[Saved data entries]
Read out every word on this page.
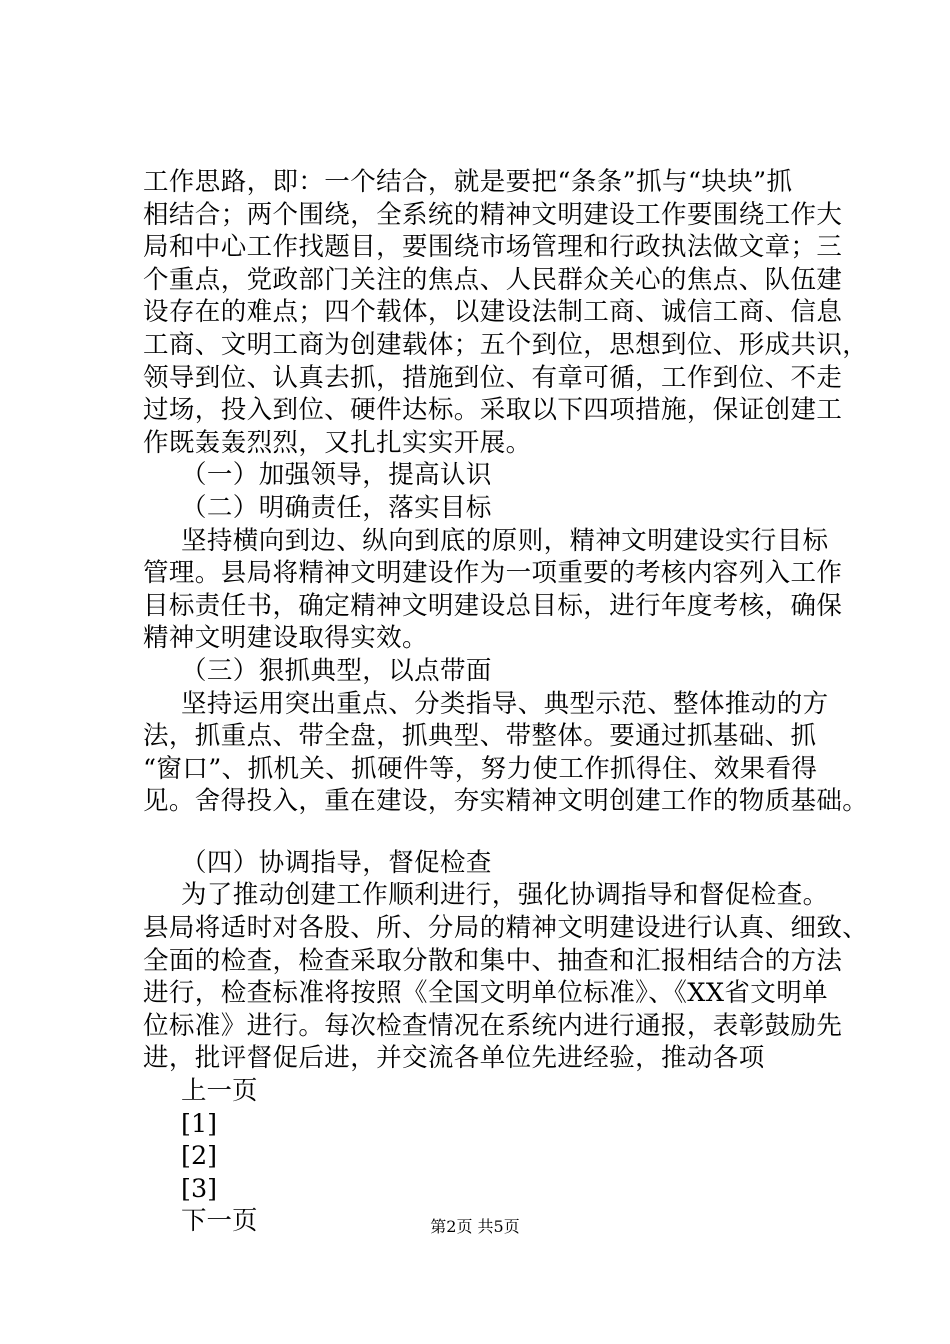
工作思路，即：一个结合，就是要把“条条”抓与“块块”抓
相结合；两个围绕，全系统的精神文明建设工作要围绕工作大
局和中心工作找题目，要围绕市场管理和行政执法做文章；三
个重点，党政部门关注的焦点、人民群众关心的焦点、队伍建
设存在的难点；四个载体，以建设法制工商、诚信工商、信息
工商、文明工商为创建载体；五个到位，思想到位、形成共识，
领导到位、认真去抓，措施到位、有章可循，工作到位、不走
过场，投入到位、硬件达标。采取以下四项措施，保证创建工
作既轰轰烈烈，又扎扎实实开展。
（一）加强领导，提高认识
（二）明确责任，落实目标
坚持横向到边、纵向到底的原则，精神文明建设实行目标
管理。县局将精神文明建设作为一项重要的考核内容列入工作
目标责任书，确定精神文明建设总目标，进行年度考核，确保
精神文明建设取得实效。
（三）狠抓典型，以点带面
坚持运用突出重点、分类指导、典型示范、整体推动的方
法，抓重点、带全盘，抓典型、带整体。要通过抓基础、抓
“窗口”、抓机关、抓硬件等，努力使工作抓得住、效果看得
见。舍得投入，重在建设，夯实精神文明创建工作的物质基础。
（四）协调指导，督促检查
为了推动创建工作顺利进行，强化协调指导和督促检查。
县局将适时对各股、所、分局的精神文明建设进行认真、细致、
全面的检查，检查采取分散和集中、抽查和汇报相结合的方法
进行，检查标准将按照《全国文明单位标准》、《XX省文明单
位标准》进行。每次检查情况在系统内进行通报，表彰鼓励先
进，批评督促后进，并交流各单位先进经验，推动各项
上一页
[1]
[2]
[3]
下一页	第2页 共5页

== What is expected ==
Print all of the entries word for word. Skip any images they contain.

== Exercise answer ==
Read out every word on this page.
工作思路，即：一个结合，就是要把“条条”抓与“块块”抓
相结合；两个围绕，全系统的精神文明建设工作要围绕工作大
局和中心工作找题目，要围绕市场管理和行政执法做文章；三
个重点，党政部门关注的焦点、人民群众关心的焦点、队伍建
设存在的难点；四个载体，以建设法制工商、诚信工商、信息
工商、文明工商为创建载体；五个到位，思想到位、形成共识，
领导到位、认真去抓，措施到位、有章可循，工作到位、不走
过场，投入到位、硬件达标。采取以下四项措施，保证创建工
作既轰轰烈烈，又扎扎实实开展。
（一）加强领导，提高认识
（二）明确责任，落实目标
坚持横向到边、纵向到底的原则，精神文明建设实行目标
管理。县局将精神文明建设作为一项重要的考核内容列入工作
目标责任书，确定精神文明建设总目标，进行年度考核，确保
精神文明建设取得实效。
（三）狠抓典型，以点带面
坚持运用突出重点、分类指导、典型示范、整体推动的方
法，抓重点、带全盘，抓典型、带整体。要通过抓基础、抓
“窗口”、抓机关、抓硬件等，努力使工作抓得住、效果看得
见。舍得投入，重在建设，夯实精神文明创建工作的物质基础。
（四）协调指导，督促检查
为了推动创建工作顺利进行，强化协调指导和督促检查。
县局将适时对各股、所、分局的精神文明建设进行认真、细致、
全面的检查，检查采取分散和集中、抽查和汇报相结合的方法
进行，检查标准将按照《全国文明单位标准》、《XX省文明单
位标准》进行。每次检查情况在系统内进行通报，表彰鼓励先
进，批评督促后进，并交流各单位先进经验，推动各项
上一页
[1]
[2]
[3]
下一页	第2页 共5页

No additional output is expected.